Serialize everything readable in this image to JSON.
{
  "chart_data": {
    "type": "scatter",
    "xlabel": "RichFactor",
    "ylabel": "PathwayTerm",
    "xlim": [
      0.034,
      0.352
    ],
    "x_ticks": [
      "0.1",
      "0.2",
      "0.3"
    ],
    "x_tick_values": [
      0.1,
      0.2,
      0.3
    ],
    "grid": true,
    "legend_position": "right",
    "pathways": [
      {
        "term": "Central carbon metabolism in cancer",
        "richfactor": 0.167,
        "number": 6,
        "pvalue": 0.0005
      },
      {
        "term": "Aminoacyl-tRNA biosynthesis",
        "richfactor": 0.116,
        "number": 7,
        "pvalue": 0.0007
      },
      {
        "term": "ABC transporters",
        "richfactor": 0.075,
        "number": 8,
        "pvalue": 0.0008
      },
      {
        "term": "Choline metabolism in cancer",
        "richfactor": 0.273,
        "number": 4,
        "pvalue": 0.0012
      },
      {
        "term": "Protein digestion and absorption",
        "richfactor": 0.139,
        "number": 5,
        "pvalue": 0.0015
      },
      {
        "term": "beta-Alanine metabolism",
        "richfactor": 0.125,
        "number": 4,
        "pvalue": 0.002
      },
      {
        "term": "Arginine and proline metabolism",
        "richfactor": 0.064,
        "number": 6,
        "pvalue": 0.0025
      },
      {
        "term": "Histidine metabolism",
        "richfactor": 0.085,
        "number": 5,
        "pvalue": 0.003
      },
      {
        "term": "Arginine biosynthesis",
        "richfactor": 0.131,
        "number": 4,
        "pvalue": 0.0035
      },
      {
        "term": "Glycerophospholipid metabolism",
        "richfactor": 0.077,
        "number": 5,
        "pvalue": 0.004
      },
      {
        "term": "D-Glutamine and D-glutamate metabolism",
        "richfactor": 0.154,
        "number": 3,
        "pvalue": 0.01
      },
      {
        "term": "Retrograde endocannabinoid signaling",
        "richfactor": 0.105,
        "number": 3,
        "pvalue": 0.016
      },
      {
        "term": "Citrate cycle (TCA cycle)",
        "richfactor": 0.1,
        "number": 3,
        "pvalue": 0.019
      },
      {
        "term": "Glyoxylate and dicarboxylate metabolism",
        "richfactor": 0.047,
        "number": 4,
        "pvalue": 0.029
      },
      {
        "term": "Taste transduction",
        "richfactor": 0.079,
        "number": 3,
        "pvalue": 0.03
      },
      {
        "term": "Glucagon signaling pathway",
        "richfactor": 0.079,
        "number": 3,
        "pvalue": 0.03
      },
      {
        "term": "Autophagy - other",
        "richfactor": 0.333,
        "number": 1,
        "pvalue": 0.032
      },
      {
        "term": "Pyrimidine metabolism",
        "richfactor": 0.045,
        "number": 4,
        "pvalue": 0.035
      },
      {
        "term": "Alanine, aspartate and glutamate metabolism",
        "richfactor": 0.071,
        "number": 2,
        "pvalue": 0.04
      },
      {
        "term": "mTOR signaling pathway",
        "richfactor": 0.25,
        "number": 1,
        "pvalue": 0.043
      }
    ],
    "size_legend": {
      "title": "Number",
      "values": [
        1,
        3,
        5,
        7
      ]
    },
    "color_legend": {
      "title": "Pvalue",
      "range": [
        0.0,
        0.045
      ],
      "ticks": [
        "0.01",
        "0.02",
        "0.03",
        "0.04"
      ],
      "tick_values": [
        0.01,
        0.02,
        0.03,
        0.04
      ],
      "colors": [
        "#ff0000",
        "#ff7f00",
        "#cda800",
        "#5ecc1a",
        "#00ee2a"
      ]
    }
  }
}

Task directions
What this exercise calls for is a precise transcription of the material above.

Task output
Serialize everything readable in this image to JSON.
{
  "chart_data": {
    "type": "scatter",
    "xlabel": "RichFactor",
    "ylabel": "PathwayTerm",
    "xlim": [
      0.034,
      0.352
    ],
    "x_ticks": [
      "0.1",
      "0.2",
      "0.3"
    ],
    "x_tick_values": [
      0.1,
      0.2,
      0.3
    ],
    "grid": true,
    "legend_position": "right",
    "pathways": [
      {
        "term": "Central carbon metabolism in cancer",
        "richfactor": 0.167,
        "number": 6,
        "pvalue": 0.0005
      },
      {
        "term": "Aminoacyl-tRNA biosynthesis",
        "richfactor": 0.116,
        "number": 7,
        "pvalue": 0.0007
      },
      {
        "term": "ABC transporters",
        "richfactor": 0.075,
        "number": 8,
        "pvalue": 0.0008
      },
      {
        "term": "Choline metabolism in cancer",
        "richfactor": 0.273,
        "number": 4,
        "pvalue": 0.0012
      },
      {
        "term": "Protein digestion and absorption",
        "richfactor": 0.139,
        "number": 5,
        "pvalue": 0.0015
      },
      {
        "term": "beta-Alanine metabolism",
        "richfactor": 0.125,
        "number": 4,
        "pvalue": 0.002
      },
      {
        "term": "Arginine and proline metabolism",
        "richfactor": 0.064,
        "number": 6,
        "pvalue": 0.0025
      },
      {
        "term": "Histidine metabolism",
        "richfactor": 0.085,
        "number": 5,
        "pvalue": 0.003
      },
      {
        "term": "Arginine biosynthesis",
        "richfactor": 0.131,
        "number": 4,
        "pvalue": 0.0035
      },
      {
        "term": "Glycerophospholipid metabolism",
        "richfactor": 0.077,
        "number": 5,
        "pvalue": 0.004
      },
      {
        "term": "D-Glutamine and D-glutamate metabolism",
        "richfactor": 0.154,
        "number": 3,
        "pvalue": 0.01
      },
      {
        "term": "Retrograde endocannabinoid signaling",
        "richfactor": 0.105,
        "number": 3,
        "pvalue": 0.016
      },
      {
        "term": "Citrate cycle (TCA cycle)",
        "richfactor": 0.1,
        "number": 3,
        "pvalue": 0.019
      },
      {
        "term": "Glyoxylate and dicarboxylate metabolism",
        "richfactor": 0.047,
        "number": 4,
        "pvalue": 0.029
      },
      {
        "term": "Taste transduction",
        "richfactor": 0.079,
        "number": 3,
        "pvalue": 0.03
      },
      {
        "term": "Glucagon signaling pathway",
        "richfactor": 0.079,
        "number": 3,
        "pvalue": 0.03
      },
      {
        "term": "Autophagy - other",
        "richfactor": 0.333,
        "number": 1,
        "pvalue": 0.032
      },
      {
        "term": "Pyrimidine metabolism",
        "richfactor": 0.045,
        "number": 4,
        "pvalue": 0.035
      },
      {
        "term": "Alanine, aspartate and glutamate metabolism",
        "richfactor": 0.071,
        "number": 2,
        "pvalue": 0.04
      },
      {
        "term": "mTOR signaling pathway",
        "richfactor": 0.25,
        "number": 1,
        "pvalue": 0.043
      }
    ],
    "size_legend": {
      "title": "Number",
      "values": [
        1,
        3,
        5,
        7
      ]
    },
    "color_legend": {
      "title": "Pvalue",
      "range": [
        0.0,
        0.045
      ],
      "ticks": [
        "0.01",
        "0.02",
        "0.03",
        "0.04"
      ],
      "tick_values": [
        0.01,
        0.02,
        0.03,
        0.04
      ],
      "colors": [
        "#ff0000",
        "#ff7f00",
        "#cda800",
        "#5ecc1a",
        "#00ee2a"
      ]
    }
  }
}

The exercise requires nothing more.